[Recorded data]
***

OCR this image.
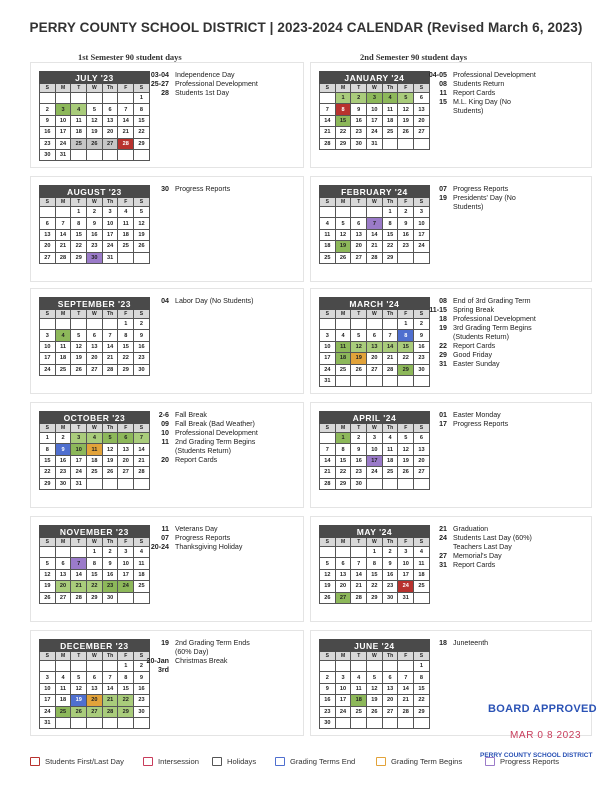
PERRY COUNTY SCHOOL DISTRICT | 2023-2024 CALENDAR (Revised March 6, 2023)
1st Semester 90 student days	2nd Semester 90 student days
JULY '23						
S	M	T	W	Th	F	S
						1
2	3	4	5	6	7	8
9	10	11	12	13	14	15
16	17	18	19	20	21	22
23	24	25	26	27	28	29
30	31					
03-04 Independence Day
25-27 Professional Development
28 Students 1st Day
JANUARY '24						
S	M	T	W	Th	F	S
	1	2	3	4	5	6
7	8	9	10	11	12	13
14	15	16	17	18	19	20
21	22	23	24	25	26	27
28	29	30	31			
04-05 Professional Development
08 Students Return
11 Report Cards
15 M.L. King Day (No
Students)
AUGUST '23						
S	M	T	W	Th	F	S
		1	2	3	4	5
6	7	8	9	10	11	12
13	14	15	16	17	18	19
20	21	22	23	24	25	26
27	28	29	30	31		
30 Progress Reports	FEBRUARY '24						
S	M	T	W	Th	F	S
				1	2	3
4	5	6	7	8	9	10
11	12	13	14	15	16	17
18	19	20	21	22	23	24
25	26	27	28	29		
07 Progress Reports
19 Presidents' Day (No
Students)
SEPTEMBER '23						
S	M	T	W	Th	F	S
					1	2
3	4	5	6	7	8	9
10	11	12	13	14	15	16
17	18	19	20	21	22	23
24	25	26	27	28	29	30
04 Labor Day (No Students)	MARCH '24						
S	M	T	W	Th	F	S
					1	2
3	4	5	6	7	8	9
10	11	12	13	14	15	16
17	18	19	20	21	22	23
24	25	26	27	28	29	30
31						
08 End of 3rd Grading Term
11-15 Spring Break
18 Professional Development
19 3rd Grading Term Begins
(Students Return)
22 Report Cards
29 Good Friday
31 Easter Sunday
OCTOBER '23						
S	M	T	W	Th	F	S
1	2	3	4	5	6	7
8	9	10	11	12	13	14
15	16	17	18	19	20	21
22	23	24	25	26	27	28
29	30	31				
2-6 Fall Break
09 Fall Break (Bad Weather)
10 Professional Development
11 2nd Grading Term Begins
(Students Return)
20 Report Cards
APRIL '24						
S	M	T	W	Th	F	S
	1	2	3	4	5	6
7	8	9	10	11	12	13
14	15	16	17	18	19	20
21	22	23	24	25	26	27
28	29	30				
01 Easter Monday
17 Progress Reports
NOVEMBER '23						
S	M	T	W	Th	F	S
			1	2	3	4
5	6	7	8	9	10	11
12	13	14	15	16	17	18
19	20	21	22	23	24	25
26	27	28	29	30		
11 Veterans Day
07 Progress Reports
20-24 Thanksgiving Holiday
MAY '24						
S	M	T	W	Th	F	S
			1	2	3	4
5	6	7	8	9	10	11
12	13	14	15	16	17	18
19	20	21	22	23	24	25
26	27	28	29	30	31	
21 Graduation
24 Students Last Day (60%)
Teachers Last Day
27 Memorial's Day
31 Report Cards
DECEMBER '23						
S	M	T	W	Th	F	S
					1	2
3	4	5	6	7	8	9
10	11	12	13	14	15	16
17	18	19	20	21	22	23
24	25	26	27	28	29	30
31						
19 2nd Grading Term Ends
(60% Day)
20-Jan 3rd
Christmas Break
JUNE '24						
S	M	T	W	Th	F	S
						1
2	3	4	5	6	7	8
9	10	11	12	13	14	15
16	17	18	19	20	21	22
23	24	25	26	27	28	29
30						
18 Juneteenth
Students First/Last Day	Intersession	Holidays	Grading Terms End	Grading Term Begins	Progress Reports
BOARD APPROVED
MAR 0 8 2023
PERRY COUNTY SCHOOL DISTRICT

***

▶ Objective:
Each record above must be returned exactly as written, with its pictures omitted.

▶ Solution:
OCR this image.
PERRY COUNTY SCHOOL DISTRICT | 2023-2024 CALENDAR (Revised March 6, 2023)
1st Semester 90 student days	2nd Semester 90 student days
JULY '23						
S	M	T	W	Th	F	S
						1
2	3	4	5	6	7	8
9	10	11	12	13	14	15
16	17	18	19	20	21	22
23	24	25	26	27	28	29
30	31					
03-04 Independence Day
25-27 Professional Development
28 Students 1st Day
JANUARY '24						
S	M	T	W	Th	F	S
	1	2	3	4	5	6
7	8	9	10	11	12	13
14	15	16	17	18	19	20
21	22	23	24	25	26	27
28	29	30	31			
04-05 Professional Development
08 Students Return
11 Report Cards
15 M.L. King Day (No
Students)
AUGUST '23						
S	M	T	W	Th	F	S
		1	2	3	4	5
6	7	8	9	10	11	12
13	14	15	16	17	18	19
20	21	22	23	24	25	26
27	28	29	30	31		
30 Progress Reports	FEBRUARY '24						
S	M	T	W	Th	F	S
				1	2	3
4	5	6	7	8	9	10
11	12	13	14	15	16	17
18	19	20	21	22	23	24
25	26	27	28	29		
07 Progress Reports
19 Presidents' Day (No
Students)
SEPTEMBER '23						
S	M	T	W	Th	F	S
					1	2
3	4	5	6	7	8	9
10	11	12	13	14	15	16
17	18	19	20	21	22	23
24	25	26	27	28	29	30
04 Labor Day (No Students)	MARCH '24						
S	M	T	W	Th	F	S
					1	2
3	4	5	6	7	8	9
10	11	12	13	14	15	16
17	18	19	20	21	22	23
24	25	26	27	28	29	30
31						
08 End of 3rd Grading Term
11-15 Spring Break
18 Professional Development
19 3rd Grading Term Begins
(Students Return)
22 Report Cards
29 Good Friday
31 Easter Sunday
OCTOBER '23						
S	M	T	W	Th	F	S
1	2	3	4	5	6	7
8	9	10	11	12	13	14
15	16	17	18	19	20	21
22	23	24	25	26	27	28
29	30	31				
2-6 Fall Break
09 Fall Break (Bad Weather)
10 Professional Development
11 2nd Grading Term Begins
(Students Return)
20 Report Cards
APRIL '24						
S	M	T	W	Th	F	S
	1	2	3	4	5	6
7	8	9	10	11	12	13
14	15	16	17	18	19	20
21	22	23	24	25	26	27
28	29	30				
01 Easter Monday
17 Progress Reports
NOVEMBER '23						
S	M	T	W	Th	F	S
			1	2	3	4
5	6	7	8	9	10	11
12	13	14	15	16	17	18
19	20	21	22	23	24	25
26	27	28	29	30		
11 Veterans Day
07 Progress Reports
20-24 Thanksgiving Holiday
MAY '24						
S	M	T	W	Th	F	S
			1	2	3	4
5	6	7	8	9	10	11
12	13	14	15	16	17	18
19	20	21	22	23	24	25
26	27	28	29	30	31	
21 Graduation
24 Students Last Day (60%)
Teachers Last Day
27 Memorial's Day
31 Report Cards
DECEMBER '23						
S	M	T	W	Th	F	S
					1	2
3	4	5	6	7	8	9
10	11	12	13	14	15	16
17	18	19	20	21	22	23
24	25	26	27	28	29	30
31						
19 2nd Grading Term Ends
(60% Day)
20-Jan 3rd
Christmas Break
JUNE '24						
S	M	T	W	Th	F	S
						1
2	3	4	5	6	7	8
9	10	11	12	13	14	15
16	17	18	19	20	21	22
23	24	25	26	27	28	29
30						
18 Juneteenth
Students First/Last Day	Intersession	Holidays	Grading Terms End	Grading Term Begins	Progress Reports
BOARD APPROVED
MAR 0 8 2023
PERRY COUNTY SCHOOL DISTRICT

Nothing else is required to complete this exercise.